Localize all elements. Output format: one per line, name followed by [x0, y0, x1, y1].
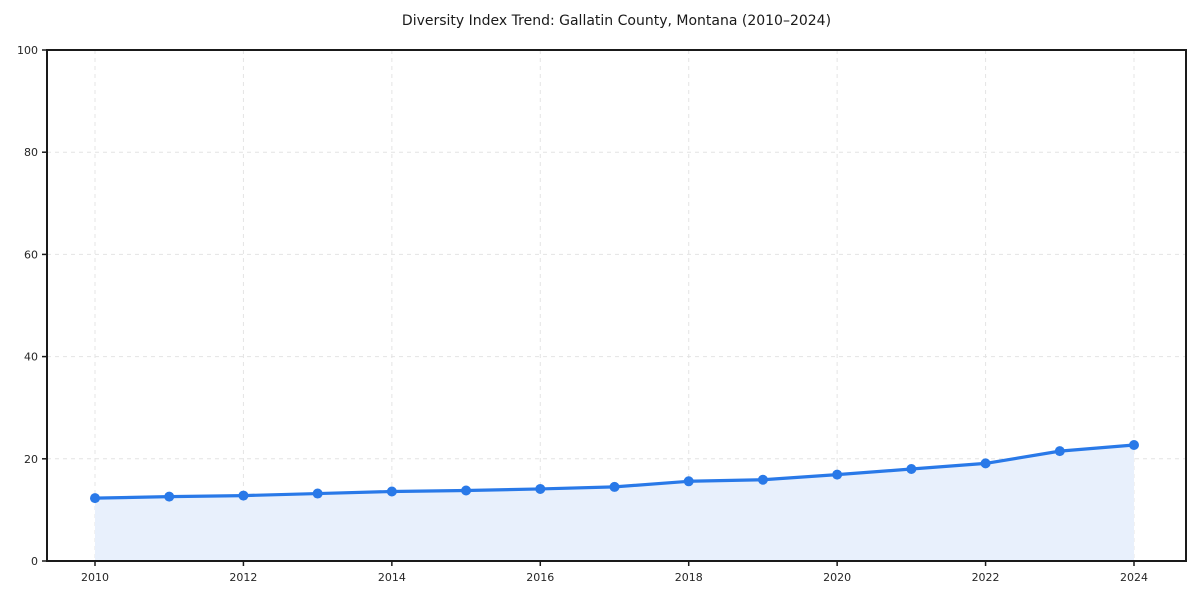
data-point	[461, 485, 472, 496]
x-tick-label: 2014	[378, 571, 406, 584]
data-point	[980, 458, 991, 469]
plot-border	[46, 49, 1187, 562]
x-tick-label: 2010	[81, 571, 109, 584]
x-tick-label: 2018	[675, 571, 703, 584]
data-point	[1054, 446, 1065, 457]
data-point	[906, 464, 917, 475]
y-tick-label: 60	[24, 248, 38, 261]
data-point	[757, 474, 768, 485]
y-tick-label: 80	[24, 146, 38, 159]
y-tick-label: 20	[24, 453, 38, 466]
data-point	[535, 483, 546, 494]
data-point	[832, 469, 843, 480]
y-tick-label: 40	[24, 351, 38, 364]
x-tick-label: 2020	[823, 571, 851, 584]
data-point	[312, 488, 323, 499]
data-point	[238, 490, 249, 501]
x-tick-label: 2016	[526, 571, 554, 584]
x-tick-label: 2022	[972, 571, 1000, 584]
data-point	[1129, 440, 1139, 451]
data-point	[386, 486, 397, 497]
data-point	[683, 476, 694, 487]
x-tick-label: 2024	[1120, 571, 1148, 584]
area-fill	[95, 445, 1134, 561]
data-point	[90, 493, 100, 504]
y-tick-label: 0	[31, 555, 38, 568]
x-tick-label: 2012	[229, 571, 257, 584]
chart-title: Diversity Index Trend: Gallatin County, …	[401, 13, 832, 29]
data-point	[164, 491, 175, 502]
y-tick-label: 100	[17, 44, 38, 57]
data-point	[609, 481, 620, 492]
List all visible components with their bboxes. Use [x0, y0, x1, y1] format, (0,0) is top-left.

What to work on:
Reproduce the material from the line with "485, 472, 496]" to the end of the material, replacing "data-point" with "marker" and leaving everything else unchanged.

Solved problem:
marker	[461, 485, 472, 496]
x-tick-label: 2014	[378, 571, 406, 584]
marker	[980, 458, 991, 469]
plot-border	[46, 49, 1187, 562]
x-tick-label: 2010	[81, 571, 109, 584]
x-tick-label: 2018	[675, 571, 703, 584]
marker	[1054, 446, 1065, 457]
marker	[906, 464, 917, 475]
y-tick-label: 60	[24, 248, 38, 261]
marker	[757, 474, 768, 485]
y-tick-label: 80	[24, 146, 38, 159]
y-tick-label: 20	[24, 453, 38, 466]
marker	[535, 483, 546, 494]
marker	[832, 469, 843, 480]
y-tick-label: 40	[24, 351, 38, 364]
x-tick-label: 2020	[823, 571, 851, 584]
marker	[312, 488, 323, 499]
marker	[238, 490, 249, 501]
x-tick-label: 2016	[526, 571, 554, 584]
x-tick-label: 2022	[972, 571, 1000, 584]
marker	[1129, 440, 1139, 451]
marker	[386, 486, 397, 497]
marker	[683, 476, 694, 487]
x-tick-label: 2024	[1120, 571, 1148, 584]
area-fill	[95, 445, 1134, 561]
marker	[90, 493, 100, 504]
y-tick-label: 0	[31, 555, 38, 568]
x-tick-label: 2012	[229, 571, 257, 584]
chart-title: Diversity Index Trend: Gallatin County, …	[401, 13, 832, 29]
marker	[164, 491, 175, 502]
y-tick-label: 100	[17, 44, 38, 57]
marker	[609, 481, 620, 492]
List all visible components with their bboxes. Use [x0, y0, x1, y1] format, (0,0) is top-left.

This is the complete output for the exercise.